## Request
Pictures do not belong in the copy; transcribe everything else in the records exactly.
------ Material for this exercise ------
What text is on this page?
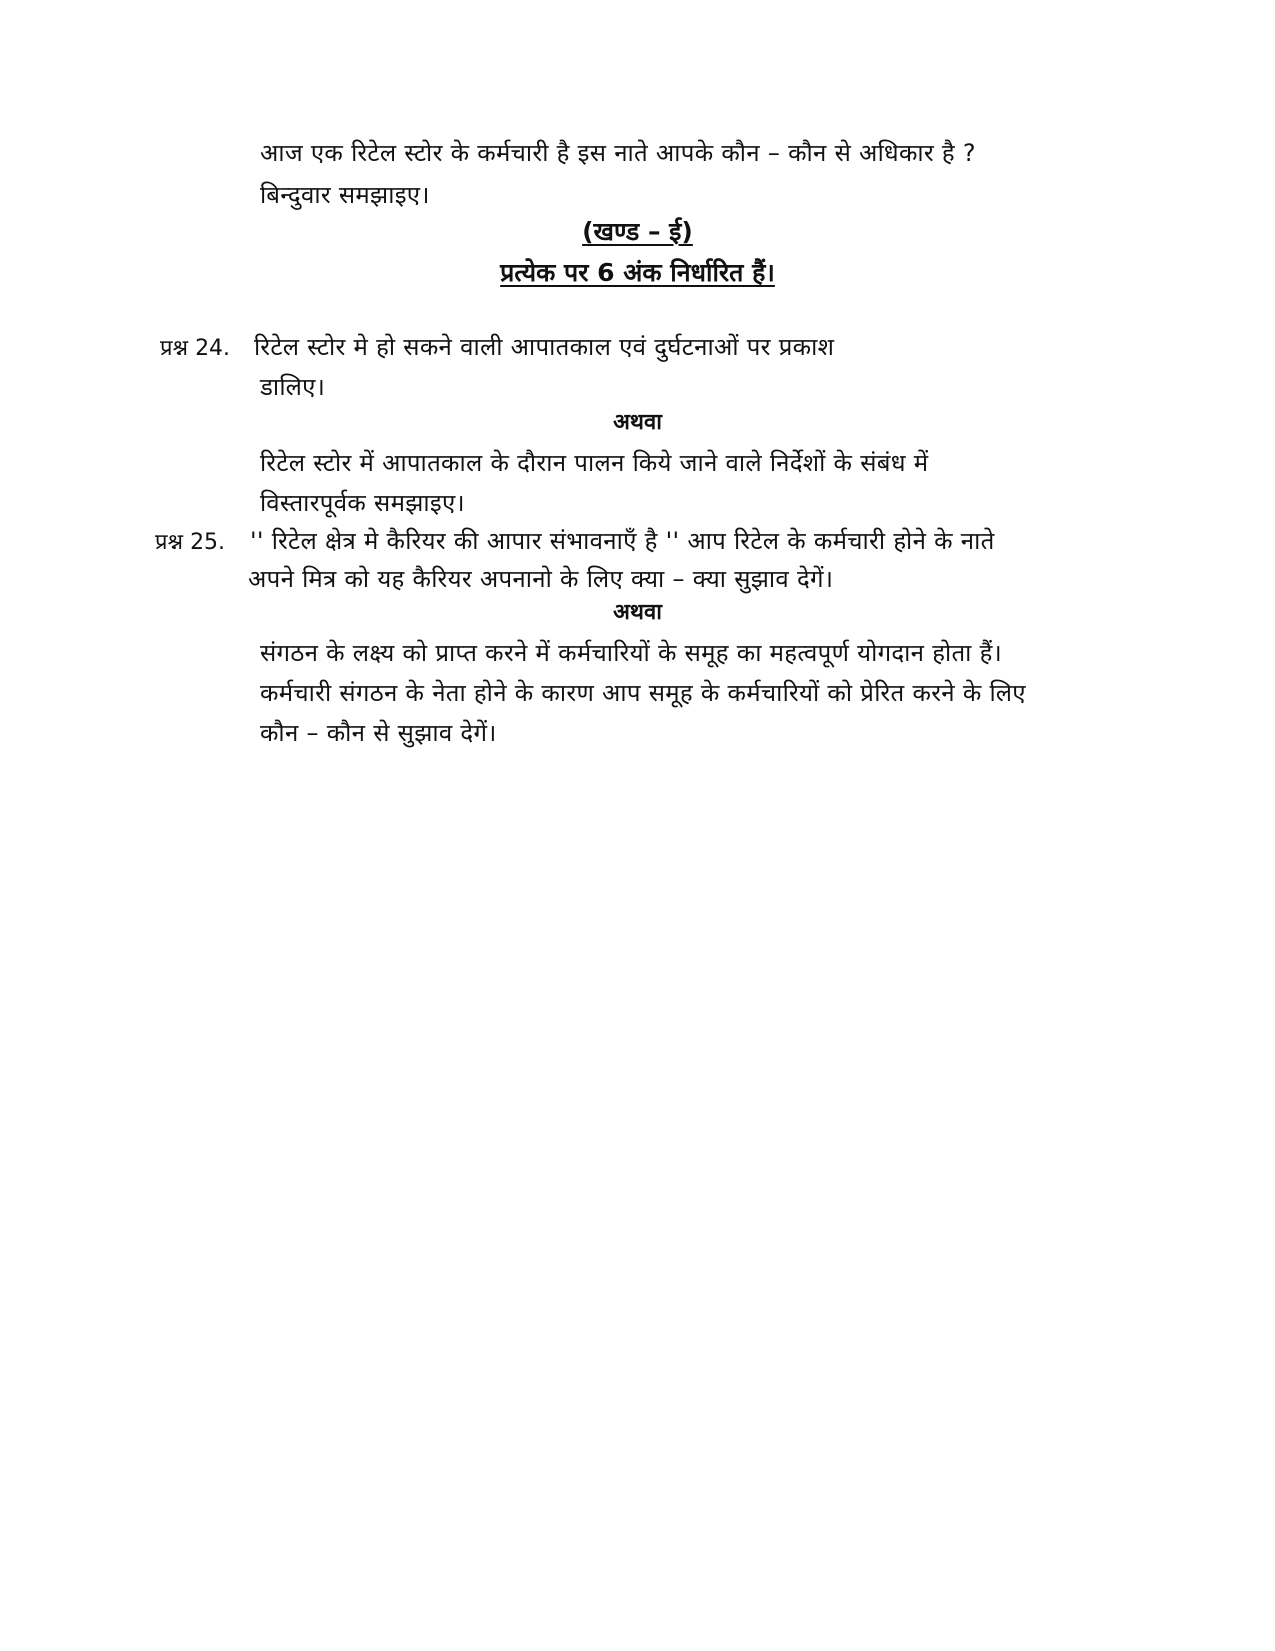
आज एक रिटेल स्टोर के कर्मचारी है इस नाते आपके कौन – कौन से अधिकार है ?
बिन्दुवार समझाइए।
(खण्ड – ई)
प्रत्येक पर 6 अंक निर्धारित हैं।
प्रश्न 24. रिटेल स्टोर मे हो सकने वाली आपातकाल एवं दुर्घटनाओं पर प्रकाश
डालिए।
अथवा
रिटेल स्टोर में आपातकाल के दौरान पालन किये जाने वाले निर्देशों के संबंध में
विस्तारपूर्वक समझाइए।
प्रश्न 25. '' रिटेल क्षेत्र मे कैरियर की आपार संभावनाएँ है '' आप रिटेल के कर्मचारी होने के नाते
अपने मित्र को यह कैरियर अपनानो के लिए क्या – क्या सुझाव देगें।
अथवा
संगठन के लक्ष्य को प्राप्त करने में कर्मचारियों के समूह का महत्वपूर्ण योगदान होता हैं।
कर्मचारी संगठन के नेता होने के कारण आप समूह के कर्मचारियों को प्रेरित करने के लिए
कौन – कौन से सुझाव देगें।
------
## Output below
What text is on this page?
आज एक रिटेल स्टोर के कर्मचारी है इस नाते आपके कौन – कौन से अधिकार है ?
बिन्दुवार समझाइए।
(खण्ड – ई)
प्रत्येक पर 6 अंक निर्धारित हैं।
प्रश्न 24. रिटेल स्टोर मे हो सकने वाली आपातकाल एवं दुर्घटनाओं पर प्रकाश
डालिए।
अथवा
रिटेल स्टोर में आपातकाल के दौरान पालन किये जाने वाले निर्देशों के संबंध में
विस्तारपूर्वक समझाइए।
प्रश्न 25. '' रिटेल क्षेत्र मे कैरियर की आपार संभावनाएँ है '' आप रिटेल के कर्मचारी होने के नाते
अपने मित्र को यह कैरियर अपनानो के लिए क्या – क्या सुझाव देगें।
अथवा
संगठन के लक्ष्य को प्राप्त करने में कर्मचारियों के समूह का महत्वपूर्ण योगदान होता हैं।
कर्मचारी संगठन के नेता होने के कारण आप समूह के कर्मचारियों को प्रेरित करने के लिए
कौन – कौन से सुझाव देगें।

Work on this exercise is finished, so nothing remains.